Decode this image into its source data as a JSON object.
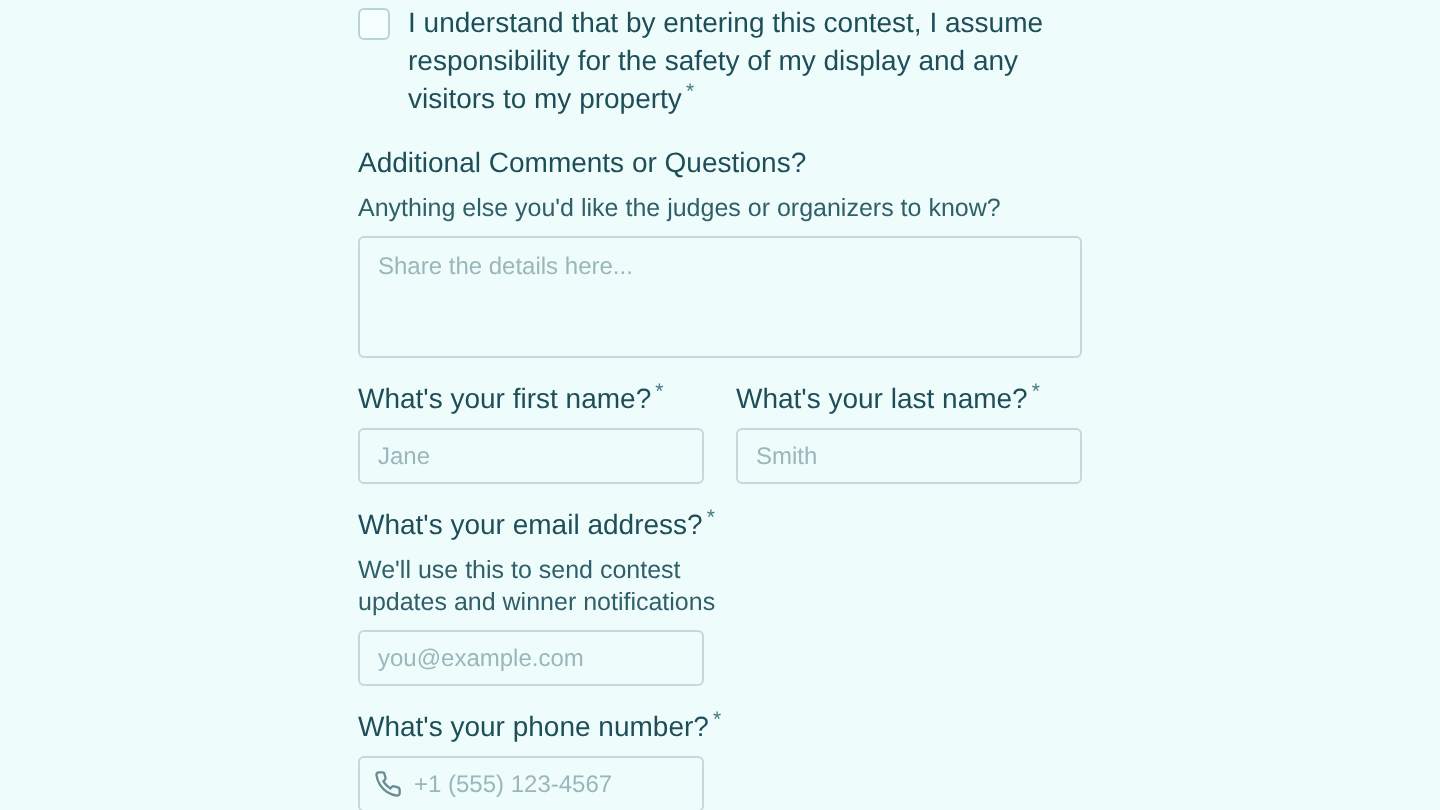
{
  "consent": {
    "checked": false,
    "text": "I understand that by entering this contest, I assume responsibility for the safety of my display and any visitors to my property$^{*}$"
  },
  "comments": {
    "label": "Additional Comments or Questions?",
    "help": "Anything else you'd like the judges or organizers to know?",
    "placeholder": "Share the details here..."
  },
  "name_fields": [
    {
      "label": "What's your first name?$^{*}$",
      "placeholder": "Jane"
    },
    {
      "label": "What's your last name?$^{*}$",
      "placeholder": "Smith"
    }
  ],
  "email": {
    "label": "What's your email address?$^{*}$",
    "help": "We'll use this to send contest updates and winner notifications",
    "placeholder": "you@example.com"
  },
  "phone": {
    "label": "What's your phone number?$^{*}$",
    "placeholder": "+1 (555) 123-4567"
  }
}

GOAL OF THE EXERCISE — All of the lines above should be printed exactly, minus the pictures.

CORRECT ANSWER —
Decode this image into its source data as a JSON object.
{
  "consent": {
    "checked": false,
    "text": "I understand that by entering this contest, I assume responsibility for the safety of my display and any visitors to my property$^{*}$"
  },
  "comments": {
    "label": "Additional Comments or Questions?",
    "help": "Anything else you'd like the judges or organizers to know?",
    "placeholder": "Share the details here..."
  },
  "name_fields": [
    {
      "label": "What's your first name?$^{*}$",
      "placeholder": "Jane"
    },
    {
      "label": "What's your last name?$^{*}$",
      "placeholder": "Smith"
    }
  ],
  "email": {
    "label": "What's your email address?$^{*}$",
    "help": "We'll use this to send contest updates and winner notifications",
    "placeholder": "you@example.com"
  },
  "phone": {
    "label": "What's your phone number?$^{*}$",
    "placeholder": "+1 (555) 123-4567"
  }
}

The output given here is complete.